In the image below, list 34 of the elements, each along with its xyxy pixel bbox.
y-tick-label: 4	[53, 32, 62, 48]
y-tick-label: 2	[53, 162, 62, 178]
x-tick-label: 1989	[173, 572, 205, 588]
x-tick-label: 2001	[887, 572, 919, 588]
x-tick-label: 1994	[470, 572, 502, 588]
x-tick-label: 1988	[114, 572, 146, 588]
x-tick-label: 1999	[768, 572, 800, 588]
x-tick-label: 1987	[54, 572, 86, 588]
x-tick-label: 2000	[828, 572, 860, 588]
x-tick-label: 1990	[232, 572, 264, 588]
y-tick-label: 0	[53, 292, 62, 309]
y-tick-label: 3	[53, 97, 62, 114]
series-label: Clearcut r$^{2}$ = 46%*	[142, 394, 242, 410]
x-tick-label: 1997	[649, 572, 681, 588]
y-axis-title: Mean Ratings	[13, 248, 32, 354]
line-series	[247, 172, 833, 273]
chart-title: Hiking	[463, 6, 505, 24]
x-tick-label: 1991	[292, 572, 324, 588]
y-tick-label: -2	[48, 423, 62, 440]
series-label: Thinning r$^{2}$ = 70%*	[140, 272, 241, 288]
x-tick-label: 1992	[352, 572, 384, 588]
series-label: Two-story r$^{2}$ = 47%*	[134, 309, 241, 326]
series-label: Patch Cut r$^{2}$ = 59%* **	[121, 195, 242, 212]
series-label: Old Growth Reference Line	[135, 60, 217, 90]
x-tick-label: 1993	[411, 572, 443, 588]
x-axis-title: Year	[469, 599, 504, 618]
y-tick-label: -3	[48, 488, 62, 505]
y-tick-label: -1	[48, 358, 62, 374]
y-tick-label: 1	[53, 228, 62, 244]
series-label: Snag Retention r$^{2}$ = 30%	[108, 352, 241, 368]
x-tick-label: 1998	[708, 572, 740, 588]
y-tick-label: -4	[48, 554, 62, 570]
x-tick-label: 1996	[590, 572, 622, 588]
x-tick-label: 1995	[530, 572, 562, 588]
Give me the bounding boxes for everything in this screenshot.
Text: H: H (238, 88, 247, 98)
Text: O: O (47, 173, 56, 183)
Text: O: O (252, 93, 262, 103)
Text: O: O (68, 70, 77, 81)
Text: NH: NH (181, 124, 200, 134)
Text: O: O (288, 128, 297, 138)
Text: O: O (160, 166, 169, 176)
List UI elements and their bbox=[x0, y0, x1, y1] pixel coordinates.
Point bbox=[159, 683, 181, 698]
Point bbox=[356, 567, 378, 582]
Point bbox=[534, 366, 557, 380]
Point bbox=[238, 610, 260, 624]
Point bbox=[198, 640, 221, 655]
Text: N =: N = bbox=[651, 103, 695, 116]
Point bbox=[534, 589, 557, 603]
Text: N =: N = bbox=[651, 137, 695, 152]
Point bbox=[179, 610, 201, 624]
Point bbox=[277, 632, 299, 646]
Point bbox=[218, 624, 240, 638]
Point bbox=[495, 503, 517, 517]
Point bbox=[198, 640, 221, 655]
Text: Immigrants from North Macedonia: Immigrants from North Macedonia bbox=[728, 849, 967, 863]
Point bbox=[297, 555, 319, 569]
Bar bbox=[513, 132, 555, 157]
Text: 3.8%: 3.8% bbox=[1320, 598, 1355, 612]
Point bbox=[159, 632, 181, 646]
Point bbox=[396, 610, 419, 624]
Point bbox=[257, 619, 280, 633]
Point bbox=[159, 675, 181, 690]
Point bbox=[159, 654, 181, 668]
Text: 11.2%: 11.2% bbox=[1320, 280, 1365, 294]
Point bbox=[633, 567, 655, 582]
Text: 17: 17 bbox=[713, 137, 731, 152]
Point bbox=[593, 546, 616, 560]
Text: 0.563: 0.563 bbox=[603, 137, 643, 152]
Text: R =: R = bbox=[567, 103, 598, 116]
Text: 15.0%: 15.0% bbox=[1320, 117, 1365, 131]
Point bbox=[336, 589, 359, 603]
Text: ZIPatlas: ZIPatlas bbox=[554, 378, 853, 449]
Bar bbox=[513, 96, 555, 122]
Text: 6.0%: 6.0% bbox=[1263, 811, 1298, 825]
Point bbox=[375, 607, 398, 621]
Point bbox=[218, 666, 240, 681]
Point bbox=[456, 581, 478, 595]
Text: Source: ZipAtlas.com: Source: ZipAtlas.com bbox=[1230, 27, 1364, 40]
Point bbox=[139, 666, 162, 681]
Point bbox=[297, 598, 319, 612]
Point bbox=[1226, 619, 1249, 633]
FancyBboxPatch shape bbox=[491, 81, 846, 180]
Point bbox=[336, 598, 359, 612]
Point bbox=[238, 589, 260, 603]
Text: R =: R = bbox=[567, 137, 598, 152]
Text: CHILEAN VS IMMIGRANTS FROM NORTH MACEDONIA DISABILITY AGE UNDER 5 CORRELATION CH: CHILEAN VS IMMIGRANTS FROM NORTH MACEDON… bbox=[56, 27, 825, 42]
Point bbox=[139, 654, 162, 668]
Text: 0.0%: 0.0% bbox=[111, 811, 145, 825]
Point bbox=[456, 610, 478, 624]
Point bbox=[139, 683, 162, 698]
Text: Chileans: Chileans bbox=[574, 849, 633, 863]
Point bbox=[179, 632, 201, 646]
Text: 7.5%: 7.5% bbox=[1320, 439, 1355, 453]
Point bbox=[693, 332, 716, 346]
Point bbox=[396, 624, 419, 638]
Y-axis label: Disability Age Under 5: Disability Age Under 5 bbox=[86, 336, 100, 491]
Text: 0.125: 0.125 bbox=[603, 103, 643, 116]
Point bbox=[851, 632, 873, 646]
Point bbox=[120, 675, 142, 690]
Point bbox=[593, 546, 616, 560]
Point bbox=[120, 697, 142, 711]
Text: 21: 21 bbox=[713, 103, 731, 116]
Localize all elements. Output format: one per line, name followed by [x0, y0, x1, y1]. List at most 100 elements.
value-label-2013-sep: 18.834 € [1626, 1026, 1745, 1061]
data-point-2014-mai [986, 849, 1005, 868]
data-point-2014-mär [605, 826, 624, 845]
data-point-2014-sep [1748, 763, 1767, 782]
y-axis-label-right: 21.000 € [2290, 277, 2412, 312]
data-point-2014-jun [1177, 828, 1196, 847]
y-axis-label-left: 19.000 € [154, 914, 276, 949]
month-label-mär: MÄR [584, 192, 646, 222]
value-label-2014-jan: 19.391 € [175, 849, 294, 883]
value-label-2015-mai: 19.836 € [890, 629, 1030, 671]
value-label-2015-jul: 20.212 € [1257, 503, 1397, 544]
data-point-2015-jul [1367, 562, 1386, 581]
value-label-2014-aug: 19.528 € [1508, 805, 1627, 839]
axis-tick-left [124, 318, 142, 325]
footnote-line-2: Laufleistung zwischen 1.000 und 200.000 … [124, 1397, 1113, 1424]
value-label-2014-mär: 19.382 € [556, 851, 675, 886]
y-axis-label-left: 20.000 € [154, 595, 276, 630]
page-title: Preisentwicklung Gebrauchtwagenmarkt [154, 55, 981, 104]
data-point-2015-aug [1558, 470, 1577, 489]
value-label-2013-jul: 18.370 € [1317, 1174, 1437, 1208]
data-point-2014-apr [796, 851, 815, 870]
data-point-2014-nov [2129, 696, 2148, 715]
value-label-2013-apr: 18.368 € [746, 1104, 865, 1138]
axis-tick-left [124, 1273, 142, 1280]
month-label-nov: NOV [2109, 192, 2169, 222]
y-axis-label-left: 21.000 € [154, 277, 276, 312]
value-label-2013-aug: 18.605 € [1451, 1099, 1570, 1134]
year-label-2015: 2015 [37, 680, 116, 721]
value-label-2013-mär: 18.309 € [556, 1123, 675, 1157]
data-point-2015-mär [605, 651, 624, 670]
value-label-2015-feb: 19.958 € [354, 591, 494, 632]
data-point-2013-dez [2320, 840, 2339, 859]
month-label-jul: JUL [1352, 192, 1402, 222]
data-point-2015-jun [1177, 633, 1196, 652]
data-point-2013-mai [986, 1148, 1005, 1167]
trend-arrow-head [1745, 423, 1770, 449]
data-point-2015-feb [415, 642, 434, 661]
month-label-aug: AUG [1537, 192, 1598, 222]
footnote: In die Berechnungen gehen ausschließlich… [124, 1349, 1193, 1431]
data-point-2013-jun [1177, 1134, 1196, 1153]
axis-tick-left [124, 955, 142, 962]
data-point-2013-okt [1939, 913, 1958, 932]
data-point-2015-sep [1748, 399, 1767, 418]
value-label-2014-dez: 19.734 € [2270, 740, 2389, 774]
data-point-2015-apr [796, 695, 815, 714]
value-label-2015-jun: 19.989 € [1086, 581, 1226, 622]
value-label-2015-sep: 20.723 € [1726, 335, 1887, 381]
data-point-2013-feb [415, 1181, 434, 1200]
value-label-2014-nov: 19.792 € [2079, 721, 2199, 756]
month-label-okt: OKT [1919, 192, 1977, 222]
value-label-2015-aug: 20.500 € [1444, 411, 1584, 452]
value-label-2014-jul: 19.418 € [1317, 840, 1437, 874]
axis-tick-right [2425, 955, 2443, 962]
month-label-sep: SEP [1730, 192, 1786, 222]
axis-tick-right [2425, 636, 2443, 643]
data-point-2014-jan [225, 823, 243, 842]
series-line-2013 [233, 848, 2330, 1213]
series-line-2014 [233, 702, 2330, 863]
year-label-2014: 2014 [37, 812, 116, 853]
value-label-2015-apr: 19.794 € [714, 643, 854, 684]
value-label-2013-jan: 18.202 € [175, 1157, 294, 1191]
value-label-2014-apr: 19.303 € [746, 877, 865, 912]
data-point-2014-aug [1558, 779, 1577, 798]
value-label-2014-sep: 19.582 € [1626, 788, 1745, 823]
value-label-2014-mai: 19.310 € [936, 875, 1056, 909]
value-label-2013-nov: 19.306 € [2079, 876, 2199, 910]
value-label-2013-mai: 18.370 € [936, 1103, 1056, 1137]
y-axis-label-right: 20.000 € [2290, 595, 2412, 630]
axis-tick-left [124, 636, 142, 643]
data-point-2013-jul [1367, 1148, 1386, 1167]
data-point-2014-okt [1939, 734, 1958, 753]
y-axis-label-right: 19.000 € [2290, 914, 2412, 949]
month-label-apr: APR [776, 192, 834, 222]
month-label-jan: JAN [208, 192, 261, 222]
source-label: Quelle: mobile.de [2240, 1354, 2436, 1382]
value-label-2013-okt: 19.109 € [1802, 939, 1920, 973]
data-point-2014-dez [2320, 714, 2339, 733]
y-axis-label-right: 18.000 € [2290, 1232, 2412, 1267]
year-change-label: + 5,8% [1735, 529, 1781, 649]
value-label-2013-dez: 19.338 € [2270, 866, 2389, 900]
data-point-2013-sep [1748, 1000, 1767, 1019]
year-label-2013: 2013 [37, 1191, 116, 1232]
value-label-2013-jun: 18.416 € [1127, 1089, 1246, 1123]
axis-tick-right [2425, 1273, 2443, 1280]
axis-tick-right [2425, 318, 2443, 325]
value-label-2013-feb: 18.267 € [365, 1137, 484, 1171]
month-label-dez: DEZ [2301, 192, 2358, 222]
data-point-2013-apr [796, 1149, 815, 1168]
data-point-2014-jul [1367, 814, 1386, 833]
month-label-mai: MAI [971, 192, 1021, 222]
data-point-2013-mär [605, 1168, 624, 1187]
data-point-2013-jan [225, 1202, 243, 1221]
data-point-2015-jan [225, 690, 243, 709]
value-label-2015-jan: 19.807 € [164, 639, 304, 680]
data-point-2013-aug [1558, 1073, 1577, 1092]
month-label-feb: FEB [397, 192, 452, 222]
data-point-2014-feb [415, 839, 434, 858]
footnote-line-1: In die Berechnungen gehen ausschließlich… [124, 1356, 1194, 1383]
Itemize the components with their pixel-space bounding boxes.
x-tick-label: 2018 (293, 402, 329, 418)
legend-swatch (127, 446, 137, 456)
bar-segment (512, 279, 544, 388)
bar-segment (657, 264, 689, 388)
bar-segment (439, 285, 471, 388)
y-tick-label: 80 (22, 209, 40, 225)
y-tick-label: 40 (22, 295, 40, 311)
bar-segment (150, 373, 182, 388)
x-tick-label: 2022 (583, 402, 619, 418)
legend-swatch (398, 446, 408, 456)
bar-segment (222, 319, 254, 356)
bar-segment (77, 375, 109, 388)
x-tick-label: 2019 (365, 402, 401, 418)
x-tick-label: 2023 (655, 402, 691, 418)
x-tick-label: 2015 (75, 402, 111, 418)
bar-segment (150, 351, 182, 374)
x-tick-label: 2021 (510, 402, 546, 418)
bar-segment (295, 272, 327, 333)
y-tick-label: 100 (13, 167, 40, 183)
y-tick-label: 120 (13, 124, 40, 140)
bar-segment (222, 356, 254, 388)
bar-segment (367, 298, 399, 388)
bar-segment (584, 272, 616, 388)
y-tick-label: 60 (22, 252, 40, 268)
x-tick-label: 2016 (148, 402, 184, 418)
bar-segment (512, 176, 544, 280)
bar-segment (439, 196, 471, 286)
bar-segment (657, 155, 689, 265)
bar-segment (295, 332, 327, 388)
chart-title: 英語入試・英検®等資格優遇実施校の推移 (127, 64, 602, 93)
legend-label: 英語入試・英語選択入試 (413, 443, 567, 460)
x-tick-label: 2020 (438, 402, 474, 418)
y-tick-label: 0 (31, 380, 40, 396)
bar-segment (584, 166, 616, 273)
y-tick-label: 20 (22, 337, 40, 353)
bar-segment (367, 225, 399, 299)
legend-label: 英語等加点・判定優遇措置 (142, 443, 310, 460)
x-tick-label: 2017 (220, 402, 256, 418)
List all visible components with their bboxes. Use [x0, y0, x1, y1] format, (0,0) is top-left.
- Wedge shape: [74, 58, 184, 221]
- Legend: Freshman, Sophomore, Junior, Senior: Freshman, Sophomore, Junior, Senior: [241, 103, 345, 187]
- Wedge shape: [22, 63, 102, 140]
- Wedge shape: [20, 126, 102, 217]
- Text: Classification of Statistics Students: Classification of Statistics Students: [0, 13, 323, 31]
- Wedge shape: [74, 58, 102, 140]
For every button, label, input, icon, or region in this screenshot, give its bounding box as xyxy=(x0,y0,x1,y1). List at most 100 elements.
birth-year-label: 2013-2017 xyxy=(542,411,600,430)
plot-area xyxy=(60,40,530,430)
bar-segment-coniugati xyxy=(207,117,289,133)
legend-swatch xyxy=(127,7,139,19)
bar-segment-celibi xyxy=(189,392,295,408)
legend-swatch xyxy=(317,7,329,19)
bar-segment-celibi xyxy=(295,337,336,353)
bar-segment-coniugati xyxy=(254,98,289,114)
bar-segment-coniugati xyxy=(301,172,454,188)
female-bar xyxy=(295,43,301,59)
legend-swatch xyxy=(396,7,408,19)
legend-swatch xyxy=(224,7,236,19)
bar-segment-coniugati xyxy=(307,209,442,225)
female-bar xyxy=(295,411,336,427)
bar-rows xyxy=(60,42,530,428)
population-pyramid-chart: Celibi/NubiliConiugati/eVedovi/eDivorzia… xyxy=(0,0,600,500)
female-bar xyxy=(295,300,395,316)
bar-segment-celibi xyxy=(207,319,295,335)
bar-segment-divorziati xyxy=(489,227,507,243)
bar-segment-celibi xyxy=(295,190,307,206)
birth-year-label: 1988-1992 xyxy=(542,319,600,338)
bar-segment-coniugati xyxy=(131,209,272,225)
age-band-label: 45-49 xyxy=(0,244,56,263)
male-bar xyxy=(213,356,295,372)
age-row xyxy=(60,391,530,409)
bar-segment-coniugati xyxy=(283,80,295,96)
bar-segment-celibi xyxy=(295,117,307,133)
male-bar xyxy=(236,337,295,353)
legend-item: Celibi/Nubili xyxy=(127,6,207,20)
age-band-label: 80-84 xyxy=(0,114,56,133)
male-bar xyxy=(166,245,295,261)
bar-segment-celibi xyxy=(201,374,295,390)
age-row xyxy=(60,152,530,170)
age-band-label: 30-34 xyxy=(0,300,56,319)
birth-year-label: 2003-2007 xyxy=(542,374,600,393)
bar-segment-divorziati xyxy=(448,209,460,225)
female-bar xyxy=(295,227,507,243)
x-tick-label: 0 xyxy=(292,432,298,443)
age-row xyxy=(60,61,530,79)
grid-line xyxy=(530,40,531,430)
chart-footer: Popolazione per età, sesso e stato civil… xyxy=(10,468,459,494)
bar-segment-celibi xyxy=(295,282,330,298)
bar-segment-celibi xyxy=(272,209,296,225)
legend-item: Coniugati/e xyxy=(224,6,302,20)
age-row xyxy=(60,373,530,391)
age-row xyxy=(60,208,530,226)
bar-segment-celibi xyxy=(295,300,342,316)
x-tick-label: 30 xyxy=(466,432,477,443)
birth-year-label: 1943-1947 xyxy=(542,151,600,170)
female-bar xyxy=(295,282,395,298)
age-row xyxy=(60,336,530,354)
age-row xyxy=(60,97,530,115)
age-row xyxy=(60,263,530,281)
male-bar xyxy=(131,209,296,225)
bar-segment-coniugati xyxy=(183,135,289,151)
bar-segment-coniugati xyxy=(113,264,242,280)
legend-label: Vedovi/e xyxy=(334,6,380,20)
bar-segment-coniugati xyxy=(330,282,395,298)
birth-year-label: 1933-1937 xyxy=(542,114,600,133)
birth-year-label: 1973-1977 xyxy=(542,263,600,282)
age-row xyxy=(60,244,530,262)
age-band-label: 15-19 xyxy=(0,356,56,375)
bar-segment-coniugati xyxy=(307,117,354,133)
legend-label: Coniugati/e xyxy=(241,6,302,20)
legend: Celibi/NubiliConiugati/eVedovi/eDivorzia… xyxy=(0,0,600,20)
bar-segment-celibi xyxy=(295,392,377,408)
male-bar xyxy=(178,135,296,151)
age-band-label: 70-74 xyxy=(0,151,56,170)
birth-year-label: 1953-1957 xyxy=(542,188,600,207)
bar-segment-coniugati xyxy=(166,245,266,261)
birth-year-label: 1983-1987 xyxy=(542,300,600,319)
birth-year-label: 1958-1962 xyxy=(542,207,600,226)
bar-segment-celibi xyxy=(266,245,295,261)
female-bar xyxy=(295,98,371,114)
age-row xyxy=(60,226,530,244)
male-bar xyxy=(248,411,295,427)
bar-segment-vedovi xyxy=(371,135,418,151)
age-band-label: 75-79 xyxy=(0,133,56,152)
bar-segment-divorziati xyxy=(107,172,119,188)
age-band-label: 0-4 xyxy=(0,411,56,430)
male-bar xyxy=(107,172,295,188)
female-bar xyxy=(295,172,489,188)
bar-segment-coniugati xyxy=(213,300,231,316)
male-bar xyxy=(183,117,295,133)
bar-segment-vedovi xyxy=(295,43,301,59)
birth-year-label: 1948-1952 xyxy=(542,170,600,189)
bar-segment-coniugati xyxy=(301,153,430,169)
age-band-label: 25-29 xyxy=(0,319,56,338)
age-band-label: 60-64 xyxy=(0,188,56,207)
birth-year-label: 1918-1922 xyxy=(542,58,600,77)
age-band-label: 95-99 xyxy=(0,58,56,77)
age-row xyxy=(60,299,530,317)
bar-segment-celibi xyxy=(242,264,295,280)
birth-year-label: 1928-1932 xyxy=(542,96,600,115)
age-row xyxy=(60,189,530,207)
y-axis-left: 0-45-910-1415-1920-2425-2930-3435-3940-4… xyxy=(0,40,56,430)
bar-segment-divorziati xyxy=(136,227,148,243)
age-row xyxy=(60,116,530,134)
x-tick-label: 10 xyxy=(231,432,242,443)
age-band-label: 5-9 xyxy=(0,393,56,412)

**GIVEN TASK**
Reproduce the data verbatim, beginning at its first line and stopping after the line that contains "572, 800, 588]".

**ANSWER TO THE PROBLEM**
In the image below, list 34 of the elements, each along with its xyxy pixel bbox.
y-tick-label: 4	[53, 32, 62, 48]
y-tick-label: 2	[53, 162, 62, 178]
x-tick-label: 1989	[173, 572, 205, 588]
x-tick-label: 2001	[887, 572, 919, 588]
x-tick-label: 1994	[470, 572, 502, 588]
x-tick-label: 1988	[114, 572, 146, 588]
x-tick-label: 1999	[768, 572, 800, 588]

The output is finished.